§ Exercise objective: Print the whole listing exactly.

# Start of Extracted entries

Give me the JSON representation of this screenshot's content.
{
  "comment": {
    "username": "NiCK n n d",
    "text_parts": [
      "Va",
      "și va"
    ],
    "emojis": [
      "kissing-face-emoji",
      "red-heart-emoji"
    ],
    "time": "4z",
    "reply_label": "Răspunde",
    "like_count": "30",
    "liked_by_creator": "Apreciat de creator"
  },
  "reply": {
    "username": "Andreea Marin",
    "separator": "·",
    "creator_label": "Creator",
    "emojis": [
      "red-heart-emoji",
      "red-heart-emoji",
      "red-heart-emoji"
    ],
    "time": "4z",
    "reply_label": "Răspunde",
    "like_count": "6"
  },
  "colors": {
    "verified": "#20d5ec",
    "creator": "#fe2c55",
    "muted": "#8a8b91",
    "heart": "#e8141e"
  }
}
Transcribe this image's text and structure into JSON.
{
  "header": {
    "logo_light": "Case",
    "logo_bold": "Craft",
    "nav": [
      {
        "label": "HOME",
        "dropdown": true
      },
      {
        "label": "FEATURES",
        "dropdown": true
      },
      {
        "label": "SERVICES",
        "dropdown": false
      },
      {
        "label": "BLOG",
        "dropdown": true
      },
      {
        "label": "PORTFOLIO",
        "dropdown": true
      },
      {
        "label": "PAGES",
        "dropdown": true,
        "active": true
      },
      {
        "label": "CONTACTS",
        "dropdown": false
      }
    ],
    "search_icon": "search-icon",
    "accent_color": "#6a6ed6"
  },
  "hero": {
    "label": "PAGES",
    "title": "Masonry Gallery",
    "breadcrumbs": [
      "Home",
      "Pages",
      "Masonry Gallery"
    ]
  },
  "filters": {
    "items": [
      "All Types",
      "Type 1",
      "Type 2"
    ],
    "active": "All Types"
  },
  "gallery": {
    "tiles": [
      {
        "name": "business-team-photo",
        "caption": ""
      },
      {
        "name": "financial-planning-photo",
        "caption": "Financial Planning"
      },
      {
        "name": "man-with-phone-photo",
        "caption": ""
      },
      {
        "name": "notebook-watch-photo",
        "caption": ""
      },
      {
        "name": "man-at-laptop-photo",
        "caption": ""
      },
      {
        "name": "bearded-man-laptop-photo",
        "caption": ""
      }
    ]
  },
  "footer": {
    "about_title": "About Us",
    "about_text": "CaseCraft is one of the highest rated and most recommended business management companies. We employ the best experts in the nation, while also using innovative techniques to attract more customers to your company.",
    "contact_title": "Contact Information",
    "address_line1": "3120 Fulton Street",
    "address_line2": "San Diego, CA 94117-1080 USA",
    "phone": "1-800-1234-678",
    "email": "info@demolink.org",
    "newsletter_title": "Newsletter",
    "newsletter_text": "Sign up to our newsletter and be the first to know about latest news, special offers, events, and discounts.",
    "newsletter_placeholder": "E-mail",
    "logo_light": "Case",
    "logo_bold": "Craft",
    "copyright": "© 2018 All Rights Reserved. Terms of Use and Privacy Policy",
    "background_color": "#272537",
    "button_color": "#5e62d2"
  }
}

# End of Extracted entries

§ The reply:
Give me the JSON representation of this screenshot's content.
{
  "comment": {
    "username": "NiCK n n d",
    "text_parts": [
      "Va",
      "și va"
    ],
    "emojis": [
      "kissing-face-emoji",
      "red-heart-emoji"
    ],
    "time": "4z",
    "reply_label": "Răspunde",
    "like_count": "30",
    "liked_by_creator": "Apreciat de creator"
  },
  "reply": {
    "username": "Andreea Marin",
    "separator": "·",
    "creator_label": "Creator",
    "emojis": [
      "red-heart-emoji",
      "red-heart-emoji",
      "red-heart-emoji"
    ],
    "time": "4z",
    "reply_label": "Răspunde",
    "like_count": "6"
  },
  "colors": {
    "verified": "#20d5ec",
    "creator": "#fe2c55",
    "muted": "#8a8b91",
    "heart": "#e8141e"
  }
}
Transcribe this image's text and structure into JSON.
{
  "header": {
    "logo_light": "Case",
    "logo_bold": "Craft",
    "nav": [
      {
        "label": "HOME",
        "dropdown": true
      },
      {
        "label": "FEATURES",
        "dropdown": true
      },
      {
        "label": "SERVICES",
        "dropdown": false
      },
      {
        "label": "BLOG",
        "dropdown": true
      },
      {
        "label": "PORTFOLIO",
        "dropdown": true
      },
      {
        "label": "PAGES",
        "dropdown": true,
        "active": true
      },
      {
        "label": "CONTACTS",
        "dropdown": false
      }
    ],
    "search_icon": "search-icon",
    "accent_color": "#6a6ed6"
  },
  "hero": {
    "label": "PAGES",
    "title": "Masonry Gallery",
    "breadcrumbs": [
      "Home",
      "Pages",
      "Masonry Gallery"
    ]
  },
  "filters": {
    "items": [
      "All Types",
      "Type 1",
      "Type 2"
    ],
    "active": "All Types"
  },
  "gallery": {
    "tiles": [
      {
        "name": "business-team-photo",
        "caption": ""
      },
      {
        "name": "financial-planning-photo",
        "caption": "Financial Planning"
      },
      {
        "name": "man-with-phone-photo",
        "caption": ""
      },
      {
        "name": "notebook-watch-photo",
        "caption": ""
      },
      {
        "name": "man-at-laptop-photo",
        "caption": ""
      },
      {
        "name": "bearded-man-laptop-photo",
        "caption": ""
      }
    ]
  },
  "footer": {
    "about_title": "About Us",
    "about_text": "CaseCraft is one of the highest rated and most recommended business management companies. We employ the best experts in the nation, while also using innovative techniques to attract more customers to your company.",
    "contact_title": "Contact Information",
    "address_line1": "3120 Fulton Street",
    "address_line2": "San Diego, CA 94117-1080 USA",
    "phone": "1-800-1234-678",
    "email": "info@demolink.org",
    "newsletter_title": "Newsletter",
    "newsletter_text": "Sign up to our newsletter and be the first to know about latest news, special offers, events, and discounts.",
    "newsletter_placeholder": "E-mail",
    "logo_light": "Case",
    "logo_bold": "Craft",
    "copyright": "© 2018 All Rights Reserved. Terms of Use and Privacy Policy",
    "background_color": "#272537",
    "button_color": "#5e62d2"
  }
}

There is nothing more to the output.